start
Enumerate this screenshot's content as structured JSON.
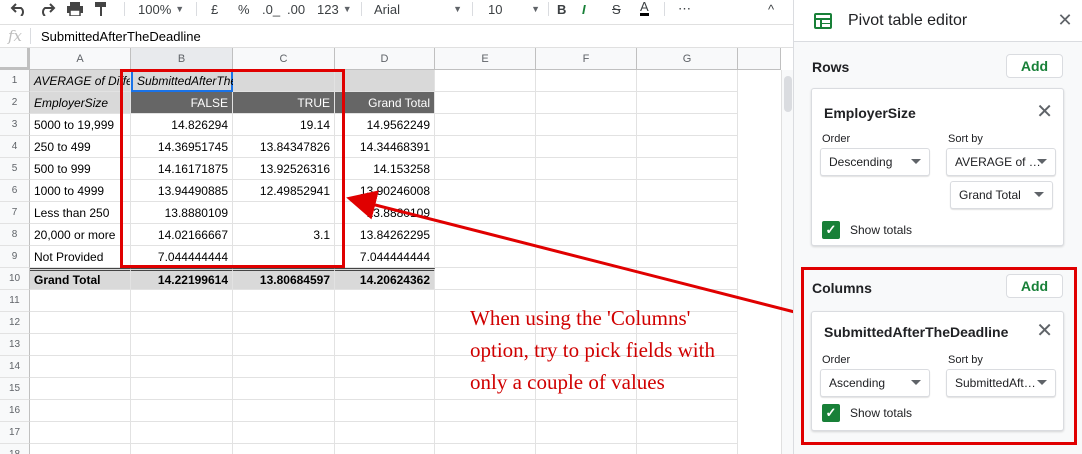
{
  "toolbar": {
    "zoom": "100%",
    "currency": "£",
    "percent": "%",
    "dec_decrease": ".0_",
    "dec_increase": ".00",
    "more_formats": "123",
    "font": "Arial",
    "font_size": "10",
    "bold": "B",
    "italic": "I",
    "strike": "S",
    "text_color": "A",
    "more": "⋯",
    "collapse": "^"
  },
  "formula_bar": {
    "fx": "fx",
    "value": "SubmittedAfterTheDeadline"
  },
  "columns": [
    "A",
    "B",
    "C",
    "D",
    "E",
    "F",
    "G"
  ],
  "rows": [
    "1",
    "2",
    "3",
    "4",
    "5",
    "6",
    "7",
    "8",
    "9",
    "10",
    "11",
    "12",
    "13",
    "14",
    "15",
    "16",
    "17",
    "18"
  ],
  "pivot": {
    "a1": "AVERAGE of Difference",
    "b1": "SubmittedAfterTheDeadline",
    "header": [
      "EmployerSize",
      "FALSE",
      "TRUE",
      "Grand Total"
    ],
    "body": [
      [
        "5000 to 19,999",
        "14.826294",
        "19.14",
        "14.9562249"
      ],
      [
        "250 to 499",
        "14.36951745",
        "13.84347826",
        "14.34468391"
      ],
      [
        "500 to 999",
        "14.16171875",
        "13.92526316",
        "14.153258"
      ],
      [
        "1000 to 4999",
        "13.94490885",
        "12.49852941",
        "13.90246008"
      ],
      [
        "Less than 250",
        "13.8880109",
        "",
        "13.8880109"
      ],
      [
        "20,000 or more",
        "14.02166667",
        "3.1",
        "13.84262295"
      ],
      [
        "Not Provided",
        "7.044444444",
        "",
        "7.044444444"
      ]
    ],
    "grand_total": [
      "Grand Total",
      "14.22199614",
      "13.80684597",
      "14.20624362"
    ]
  },
  "annotation": {
    "lines": [
      "When using the 'Columns'",
      "option, try to pick fields with",
      "only a couple of values"
    ],
    "color": "#d00000"
  },
  "panel": {
    "title": "Pivot table editor",
    "rows_label": "Rows",
    "add_label": "Add",
    "rows_card": {
      "field": "EmployerSize",
      "order_label": "Order",
      "sort_label": "Sort by",
      "order_value": "Descending",
      "sort_value": "AVERAGE of …",
      "sort_sub_value": "Grand Total",
      "show_totals": "Show totals"
    },
    "columns_label": "Columns",
    "columns_card": {
      "field": "SubmittedAfterTheDeadline",
      "order_label": "Order",
      "sort_label": "Sort by",
      "order_value": "Ascending",
      "sort_value": "SubmittedAft…",
      "show_totals": "Show totals"
    },
    "accent_color": "#188038"
  }
}
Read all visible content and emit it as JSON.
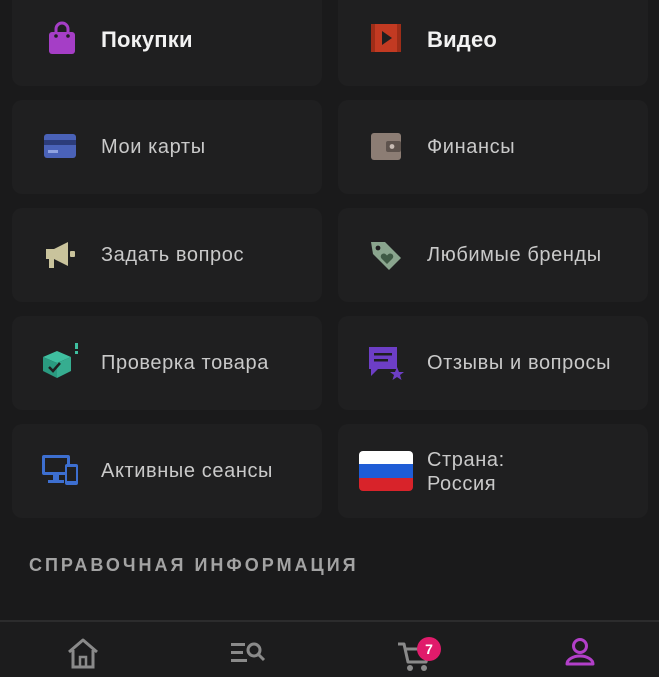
{
  "menu": {
    "items": [
      {
        "label": "Покупки",
        "icon": "shopping-bag-icon"
      },
      {
        "label": "Видео",
        "icon": "video-play-icon"
      },
      {
        "label": "Мои карты",
        "icon": "credit-card-icon"
      },
      {
        "label": "Финансы",
        "icon": "wallet-icon"
      },
      {
        "label": "Задать вопрос",
        "icon": "megaphone-icon"
      },
      {
        "label": "Любимые бренды",
        "icon": "price-tag-heart-icon"
      },
      {
        "label": "Проверка товара",
        "icon": "box-check-icon"
      },
      {
        "label": "Отзывы и вопросы",
        "icon": "review-star-icon"
      },
      {
        "label": "Активные сеансы",
        "icon": "devices-icon"
      },
      {
        "label_line1": "Страна:",
        "label_line2": "Россия",
        "icon": "russia-flag-icon"
      }
    ]
  },
  "section": {
    "title": "СПРАВОЧНАЯ ИНФОРМАЦИЯ"
  },
  "bottom_nav": {
    "items": [
      {
        "name": "home",
        "icon": "home-icon"
      },
      {
        "name": "catalog",
        "icon": "catalog-search-icon"
      },
      {
        "name": "cart",
        "icon": "cart-icon",
        "badge": "7"
      },
      {
        "name": "profile",
        "icon": "profile-icon"
      }
    ]
  },
  "colors": {
    "background": "#1a1a1b",
    "tile": "#1f1f20",
    "accent_purple": "#a53ec6",
    "badge": "#e01b6b"
  }
}
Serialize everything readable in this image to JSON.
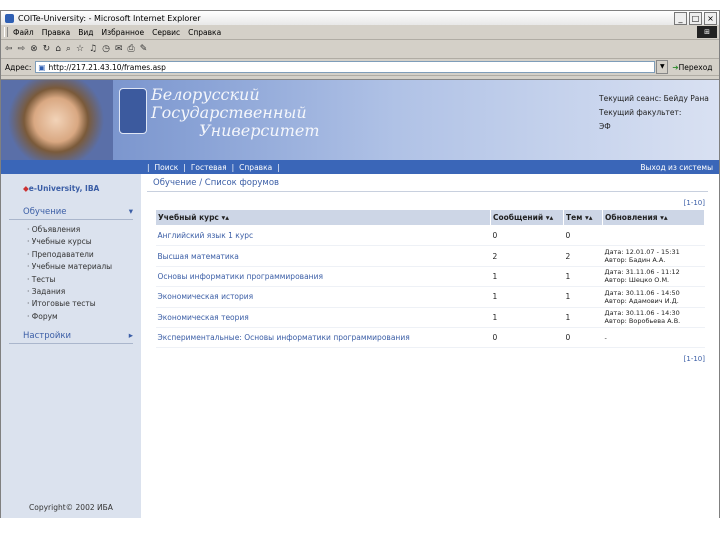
{
  "window": {
    "title": "COITe-University: - Microsoft Internet Explorer",
    "buttons": [
      "_",
      "□",
      "×"
    ]
  },
  "menubar": {
    "items": [
      "Файл",
      "Правка",
      "Вид",
      "Избранное",
      "Сервис",
      "Справка"
    ]
  },
  "addressbar": {
    "label": "Адрес:",
    "url": "http://217.21.43.10/frames.asp",
    "go_label": "Переход"
  },
  "banner": {
    "university_lines": [
      "Белорусский",
      "Государственный",
      "Университет"
    ],
    "session_line1": "Текущий сеанс: Бейду Рана",
    "session_line2": "Текущий факультет:",
    "session_line3": "ЭФ"
  },
  "navbar": {
    "links": [
      "Поиск",
      "Гостевая",
      "Справка"
    ],
    "separators": [
      "|",
      "|",
      "|",
      "|"
    ],
    "exit_label": "Выход из системы"
  },
  "sidebar": {
    "brand": "e-University, IBA",
    "section1": "Обучение",
    "section1_items": [
      "Объявления",
      "Учебные курсы",
      "Преподаватели",
      "Учебные материалы",
      "Тесты",
      "Задания",
      "Итоговые тесты",
      "Форум"
    ],
    "section2": "Настройки",
    "copyright": "Copyright© 2002 ИБА"
  },
  "main": {
    "breadcrumb": "Обучение / Список форумов",
    "pager_top": "[1-10]",
    "pager_bottom": "[1-10]",
    "columns": [
      "Учебный курс",
      "Сообщений",
      "Тем",
      "Обновления"
    ],
    "rows": [
      {
        "course": "Английский язык 1 курс",
        "messages": "0",
        "topics": "0",
        "update1": "",
        "update2": ""
      },
      {
        "course": "Высшая математика",
        "messages": "2",
        "topics": "2",
        "update1": "Дата: 12.01.07 - 15:31",
        "update2": "Автор: Бадин А.А."
      },
      {
        "course": "Основы информатики программирования",
        "messages": "1",
        "topics": "1",
        "update1": "Дата: 31.11.06 - 11:12",
        "update2": "Автор: Шецко О.М."
      },
      {
        "course": "Экономическая история",
        "messages": "1",
        "topics": "1",
        "update1": "Дата: 30.11.06 - 14:50",
        "update2": "Автор: Адамович И.Д."
      },
      {
        "course": "Экономическая теория",
        "messages": "1",
        "topics": "1",
        "update1": "Дата: 30.11.06 - 14:30",
        "update2": "Автор: Воробьева А.В."
      },
      {
        "course": "Экспериментальные: Основы информатики программирования",
        "messages": "0",
        "topics": "0",
        "update1": "-",
        "update2": ""
      }
    ]
  }
}
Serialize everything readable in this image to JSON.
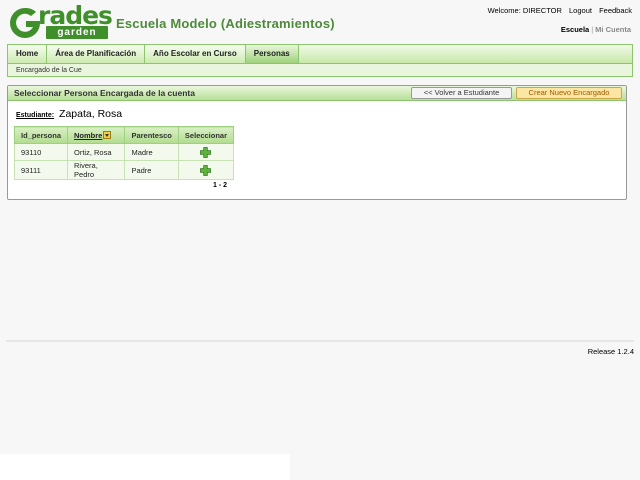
{
  "brand": {
    "logo_main": "rades",
    "logo_sub": "garden"
  },
  "header": {
    "school_name": "Escuela Modelo (Adiestramientos)",
    "welcome": "Welcome: DIRECTOR",
    "logout": "Logout",
    "feedback": "Feedback",
    "school_link": "Escuela",
    "separator": "|",
    "account_link": "Mi Cuenta"
  },
  "tabs": [
    {
      "label": "Home"
    },
    {
      "label": "Área de Planificación"
    },
    {
      "label": "Año Escolar en Curso"
    },
    {
      "label": "Personas"
    }
  ],
  "subnav": {
    "label": "Encargado de la Cue"
  },
  "panel": {
    "title": "Seleccionar Persona Encargada de la cuenta",
    "back_button": "<< Volver a Estudiante",
    "new_button": "Crear Nuevo Encargado",
    "student_label": "Estudiante:",
    "student_name": "Zapata, Rosa"
  },
  "table": {
    "headers": [
      "Id_persona",
      "Nombre",
      "Parentesco",
      "Seleccionar"
    ],
    "rows": [
      {
        "id": "93110",
        "name": "Ortiz, Rosa",
        "relation": "Madre"
      },
      {
        "id": "93111",
        "name": "Rivera, Pedro",
        "relation": "Padre"
      }
    ],
    "pager": "1 - 2"
  },
  "footer": {
    "release": "Release 1.2.4"
  },
  "colors": {
    "accent_green": "#4d8a3a",
    "tab_border": "#8bc56d",
    "new_button_bg": "#fbe6a3"
  }
}
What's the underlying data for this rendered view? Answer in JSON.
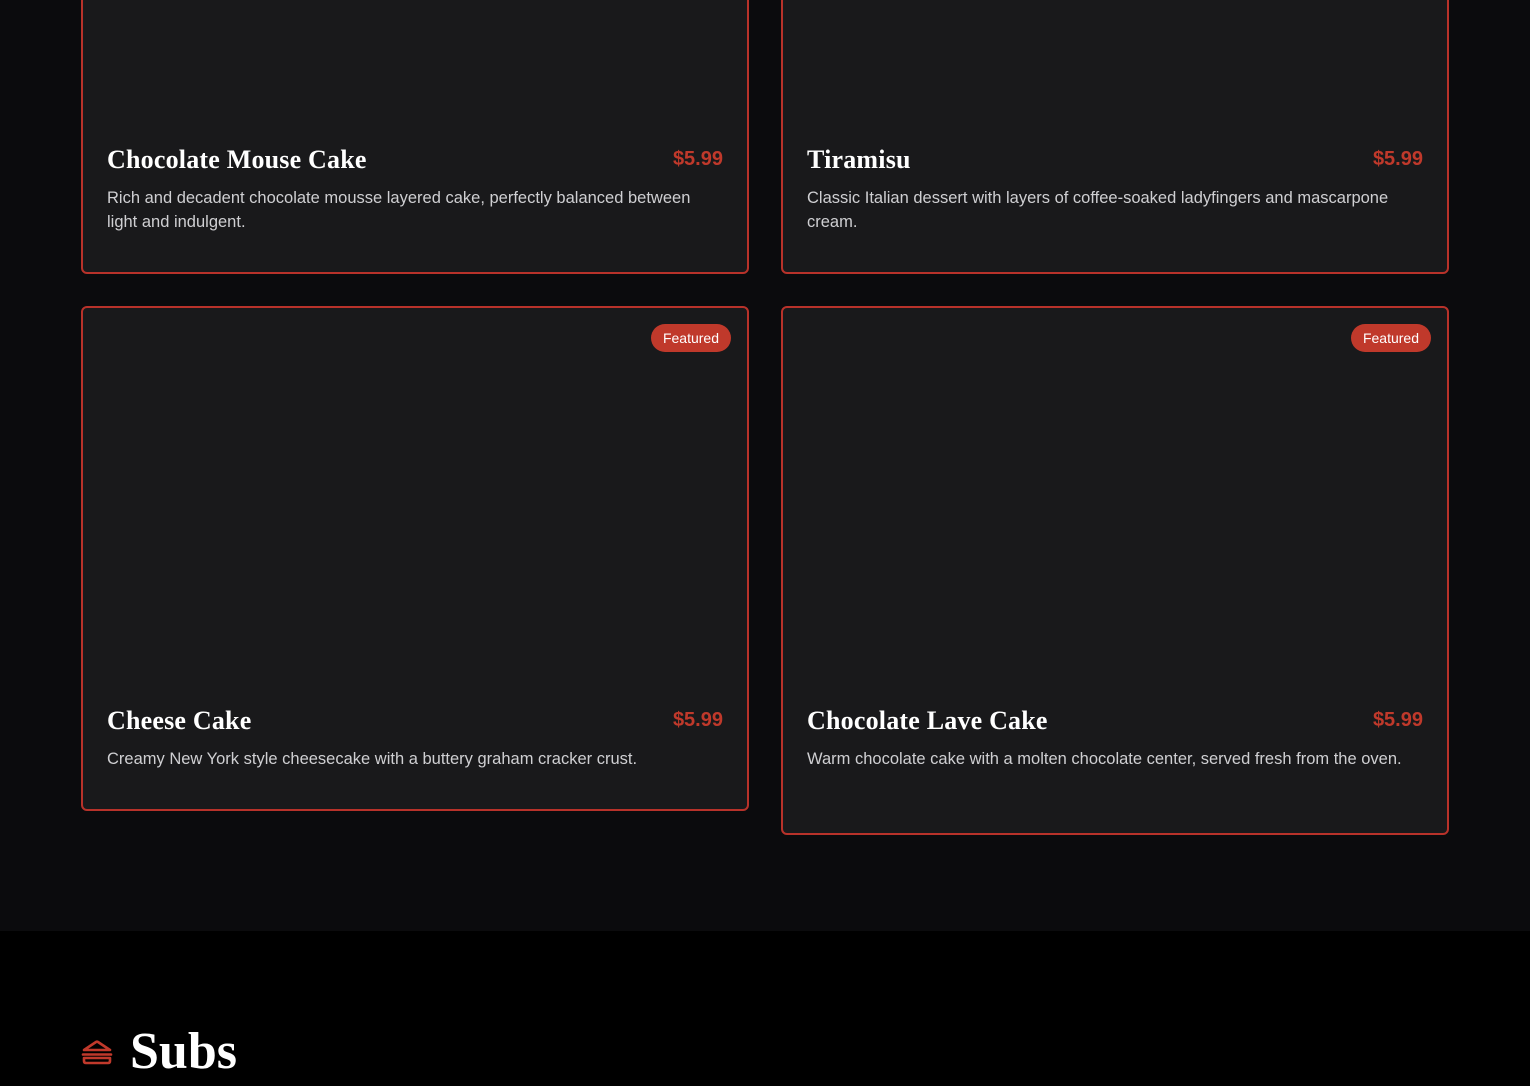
{
  "colors": {
    "accent": "#c0392b",
    "card_border": "#b8322a",
    "card_bg": "#19191b",
    "page_bg": "#0b0b0d",
    "subs_bg": "#000000"
  },
  "menu_items": [
    {
      "name": "Chocolate Mouse Cake",
      "price": "$5.99",
      "description": "Rich and decadent chocolate mousse layered cake, perfectly balanced between light and indulgent.",
      "featured": false
    },
    {
      "name": "Tiramisu",
      "price": "$5.99",
      "description": "Classic Italian dessert with layers of coffee-soaked ladyfingers and mascarpone cream.",
      "featured": false
    },
    {
      "name": "Cheese Cake",
      "price": "$5.99",
      "description": "Creamy New York style cheesecake with a buttery graham cracker crust.",
      "featured": true,
      "badge": "Featured"
    },
    {
      "name": "Chocolate Lave Cake",
      "price": "$5.99",
      "description": "Warm chocolate cake with a molten chocolate center, served fresh from the oven.",
      "featured": true,
      "badge": "Featured"
    }
  ],
  "next_section": {
    "title": "Subs",
    "icon": "sandwich-icon"
  }
}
end
* **Directions**
Pull out every line of the records above that contains the word "Encargado".

* **Solution below**
    "label": "Encargado de la Cue"
    "new_button": "Crear Nuevo Encargado",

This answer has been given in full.